» THE INPUT:
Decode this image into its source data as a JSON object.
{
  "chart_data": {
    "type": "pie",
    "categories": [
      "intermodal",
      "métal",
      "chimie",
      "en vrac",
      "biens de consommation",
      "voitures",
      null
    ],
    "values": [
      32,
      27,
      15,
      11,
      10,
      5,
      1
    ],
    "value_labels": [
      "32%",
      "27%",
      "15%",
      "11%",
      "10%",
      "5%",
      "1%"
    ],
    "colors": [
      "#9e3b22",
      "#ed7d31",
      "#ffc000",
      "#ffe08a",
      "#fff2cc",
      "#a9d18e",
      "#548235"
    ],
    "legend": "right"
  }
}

» WHAT THE EXERCISE ASKS:
All entries must be repeated verbatim.

» THE OUTPUT:
Decode this image into its source data as a JSON object.
{
  "chart_data": {
    "type": "pie",
    "categories": [
      "intermodal",
      "métal",
      "chimie",
      "en vrac",
      "biens de consommation",
      "voitures",
      null
    ],
    "values": [
      32,
      27,
      15,
      11,
      10,
      5,
      1
    ],
    "value_labels": [
      "32%",
      "27%",
      "15%",
      "11%",
      "10%",
      "5%",
      "1%"
    ],
    "colors": [
      "#9e3b22",
      "#ed7d31",
      "#ffc000",
      "#ffe08a",
      "#fff2cc",
      "#a9d18e",
      "#548235"
    ],
    "legend": "right"
  }
}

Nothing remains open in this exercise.